Dataset listing:
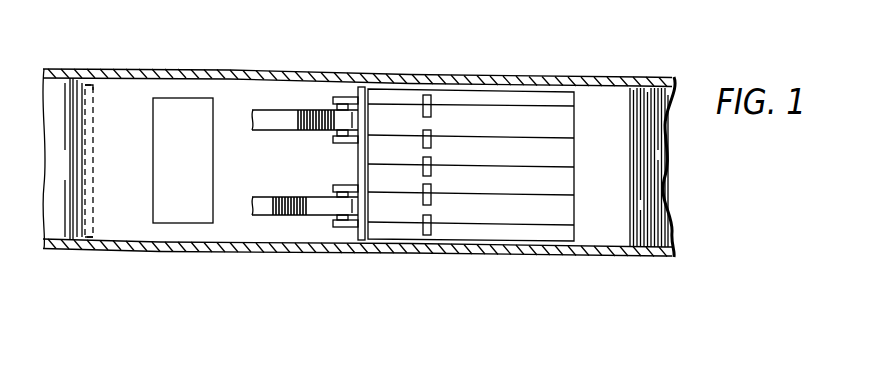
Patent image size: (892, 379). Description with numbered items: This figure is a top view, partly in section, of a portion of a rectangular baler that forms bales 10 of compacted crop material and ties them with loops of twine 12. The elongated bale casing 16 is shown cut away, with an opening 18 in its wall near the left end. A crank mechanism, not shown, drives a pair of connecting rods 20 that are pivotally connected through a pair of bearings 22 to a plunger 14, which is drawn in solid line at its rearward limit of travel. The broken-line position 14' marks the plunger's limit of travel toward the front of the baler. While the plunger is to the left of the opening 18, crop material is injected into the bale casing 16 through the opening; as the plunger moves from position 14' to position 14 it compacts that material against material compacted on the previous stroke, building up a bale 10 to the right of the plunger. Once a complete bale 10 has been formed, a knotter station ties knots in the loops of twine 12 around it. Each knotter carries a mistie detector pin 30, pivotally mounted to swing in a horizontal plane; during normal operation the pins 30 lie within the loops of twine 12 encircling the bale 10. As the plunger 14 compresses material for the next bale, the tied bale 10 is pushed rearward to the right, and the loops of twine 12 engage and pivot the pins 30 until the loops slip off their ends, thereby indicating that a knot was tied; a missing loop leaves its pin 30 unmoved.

The bale 10 is at (545, 217).
The loops of twine 12 is at (557, 110).
The plunger 14 is at (346, 141).
The plunger forward position 14' is at (106, 136).
The bale casing 16 is at (658, 224).
The opening 18 is at (153, 166).
The connecting rods 20 is at (255, 130).
The bearings 22 is at (347, 146).
The mistie detector pin 30 is at (435, 95).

#### [The exercise]
Reproduce the listing above word for word, leaving out the picture.

#### [Correct answer]
Patent image size: (892, 379). Description with numbered items: This figure is a top view, partly in section, of a portion of a rectangular baler that forms bales 10 of compacted crop material and ties them with loops of twine 12. The elongated bale casing 16 is shown cut away, with an opening 18 in its wall near the left end. A crank mechanism, not shown, drives a pair of connecting rods 20 that are pivotally connected through a pair of bearings 22 to a plunger 14, which is drawn in solid line at its rearward limit of travel. The broken-line position 14' marks the plunger's limit of travel toward the front of the baler. While the plunger is to the left of the opening 18, crop material is injected into the bale casing 16 through the opening; as the plunger moves from position 14' to position 14 it compacts that material against material compacted on the previous stroke, building up a bale 10 to the right of the plunger. Once a complete bale 10 has been formed, a knotter station ties knots in the loops of twine 12 around it. Each knotter carries a mistie detector pin 30, pivotally mounted to swing in a horizontal plane; during normal operation the pins 30 lie within the loops of twine 12 encircling the bale 10. As the plunger 14 compresses material for the next bale, the tied bale 10 is pushed rearward to the right, and the loops of twine 12 engage and pivot the pins 30 until the loops slip off their ends, thereby indicating that a knot was tied; a missing loop leaves its pin 30 unmoved.

The bale 10 is at (545, 217).
The loops of twine 12 is at (557, 110).
The plunger 14 is at (346, 141).
The plunger forward position 14' is at (106, 136).
The bale casing 16 is at (658, 224).
The opening 18 is at (153, 166).
The connecting rods 20 is at (255, 130).
The bearings 22 is at (347, 146).
The mistie detector pin 30 is at (435, 95).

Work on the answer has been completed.